> Listed entries
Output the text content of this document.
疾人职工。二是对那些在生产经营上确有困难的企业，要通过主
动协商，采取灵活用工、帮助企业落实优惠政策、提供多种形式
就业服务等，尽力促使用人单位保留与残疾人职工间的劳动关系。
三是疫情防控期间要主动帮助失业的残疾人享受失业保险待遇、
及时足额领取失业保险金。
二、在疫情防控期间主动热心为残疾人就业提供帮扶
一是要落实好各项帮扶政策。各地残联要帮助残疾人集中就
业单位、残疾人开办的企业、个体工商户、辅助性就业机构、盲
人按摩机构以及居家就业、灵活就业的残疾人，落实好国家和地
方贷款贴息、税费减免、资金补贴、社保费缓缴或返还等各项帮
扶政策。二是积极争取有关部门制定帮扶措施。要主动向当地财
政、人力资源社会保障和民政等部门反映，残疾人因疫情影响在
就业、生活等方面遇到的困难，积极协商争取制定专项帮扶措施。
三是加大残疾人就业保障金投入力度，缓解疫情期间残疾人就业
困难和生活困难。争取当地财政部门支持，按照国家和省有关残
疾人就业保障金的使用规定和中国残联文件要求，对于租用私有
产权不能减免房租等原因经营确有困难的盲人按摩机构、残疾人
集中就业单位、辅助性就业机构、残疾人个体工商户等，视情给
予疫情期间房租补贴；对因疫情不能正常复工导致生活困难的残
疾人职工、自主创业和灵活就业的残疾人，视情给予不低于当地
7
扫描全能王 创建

> Requirement
Whichever lines contain the string "辅助性就业机构", select and copy them.

> Exercise response
业单位、残疾人开办的企业、个体工商户、辅助性就业机构、盲
集中就业单位、辅助性就业机构、残疾人个体工商户等，视情给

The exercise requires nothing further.